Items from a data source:
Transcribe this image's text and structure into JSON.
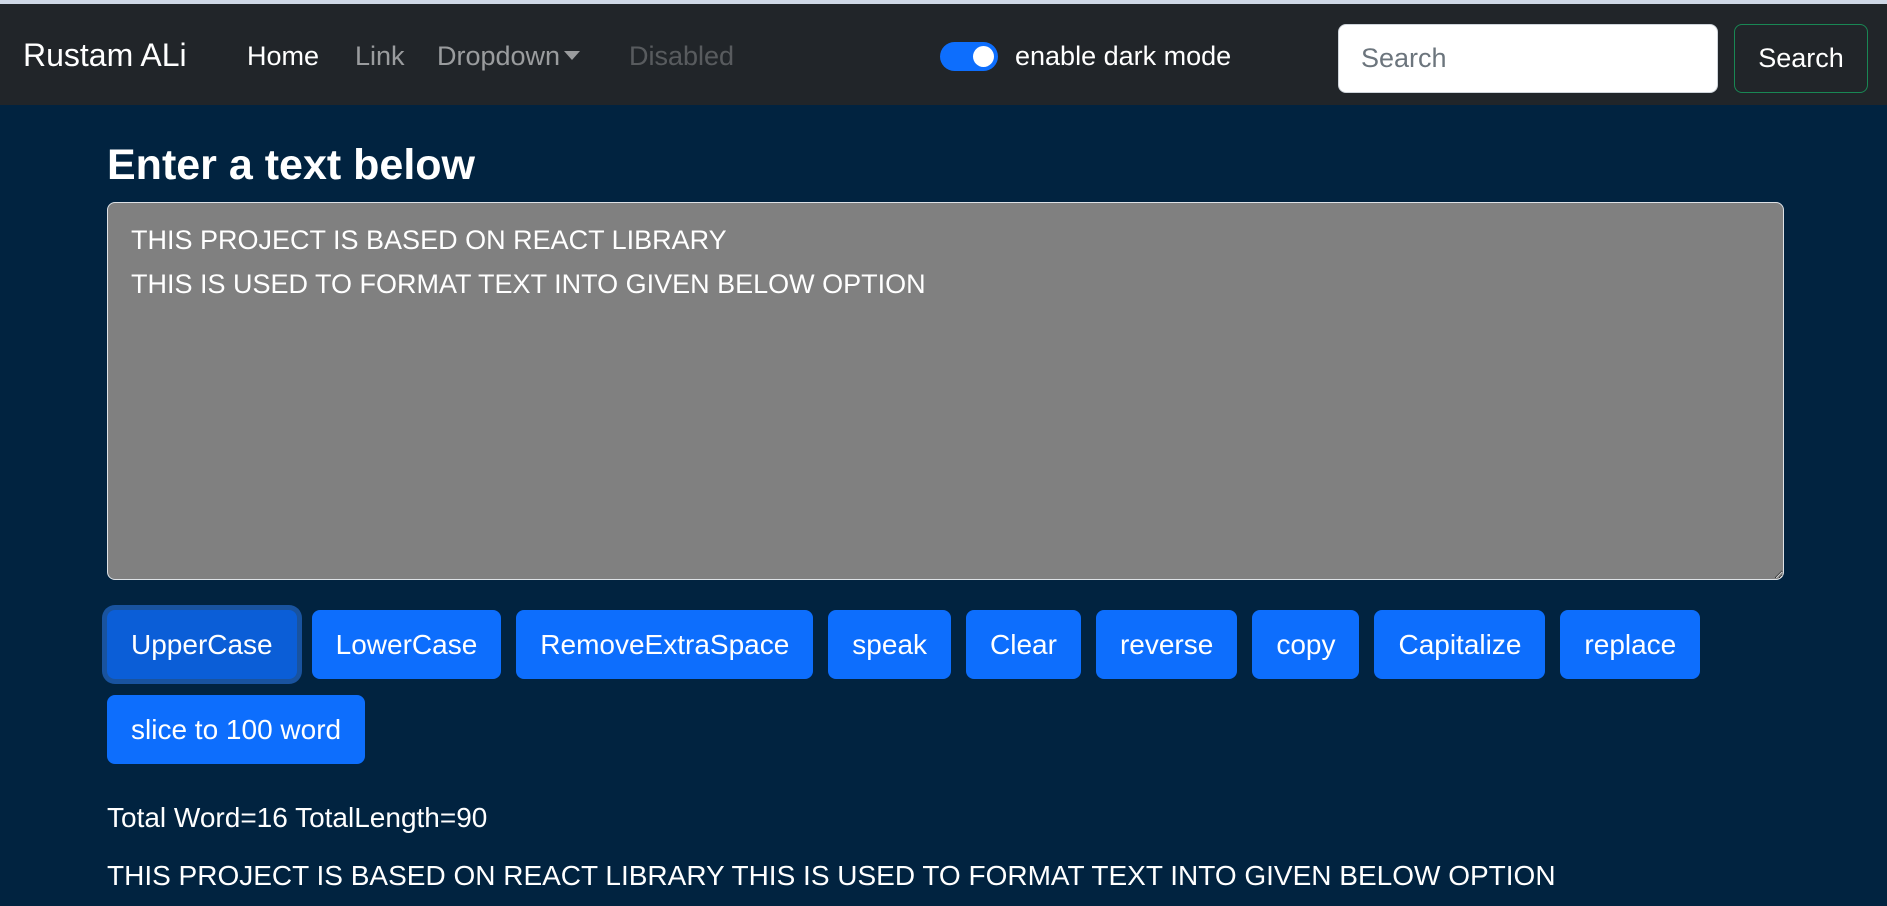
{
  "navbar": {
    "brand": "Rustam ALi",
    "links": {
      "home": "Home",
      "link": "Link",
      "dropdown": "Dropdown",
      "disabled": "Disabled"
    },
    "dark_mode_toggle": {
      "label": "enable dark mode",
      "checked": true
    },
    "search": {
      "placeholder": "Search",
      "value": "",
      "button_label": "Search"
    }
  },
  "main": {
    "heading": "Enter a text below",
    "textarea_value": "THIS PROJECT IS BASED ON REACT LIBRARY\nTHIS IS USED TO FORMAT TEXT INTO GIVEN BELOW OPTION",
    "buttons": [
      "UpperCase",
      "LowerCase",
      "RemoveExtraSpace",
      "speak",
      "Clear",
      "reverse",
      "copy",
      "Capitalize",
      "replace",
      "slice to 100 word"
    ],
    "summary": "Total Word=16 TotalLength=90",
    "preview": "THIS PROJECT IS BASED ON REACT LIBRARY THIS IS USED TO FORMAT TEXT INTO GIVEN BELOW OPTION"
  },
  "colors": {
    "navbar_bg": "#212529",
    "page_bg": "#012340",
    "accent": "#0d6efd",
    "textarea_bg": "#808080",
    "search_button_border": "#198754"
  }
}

Given task: Leaving out the pictures, repeat the data above exactly.

Output for this task:
Transcribe this image's text and structure into JSON.
{
  "navbar": {
    "brand": "Rustam ALi",
    "links": {
      "home": "Home",
      "link": "Link",
      "dropdown": "Dropdown",
      "disabled": "Disabled"
    },
    "dark_mode_toggle": {
      "label": "enable dark mode",
      "checked": true
    },
    "search": {
      "placeholder": "Search",
      "value": "",
      "button_label": "Search"
    }
  },
  "main": {
    "heading": "Enter a text below",
    "textarea_value": "THIS PROJECT IS BASED ON REACT LIBRARY\nTHIS IS USED TO FORMAT TEXT INTO GIVEN BELOW OPTION",
    "buttons": [
      "UpperCase",
      "LowerCase",
      "RemoveExtraSpace",
      "speak",
      "Clear",
      "reverse",
      "copy",
      "Capitalize",
      "replace",
      "slice to 100 word"
    ],
    "summary": "Total Word=16 TotalLength=90",
    "preview": "THIS PROJECT IS BASED ON REACT LIBRARY THIS IS USED TO FORMAT TEXT INTO GIVEN BELOW OPTION"
  },
  "colors": {
    "navbar_bg": "#212529",
    "page_bg": "#012340",
    "accent": "#0d6efd",
    "textarea_bg": "#808080",
    "search_button_border": "#198754"
  }
}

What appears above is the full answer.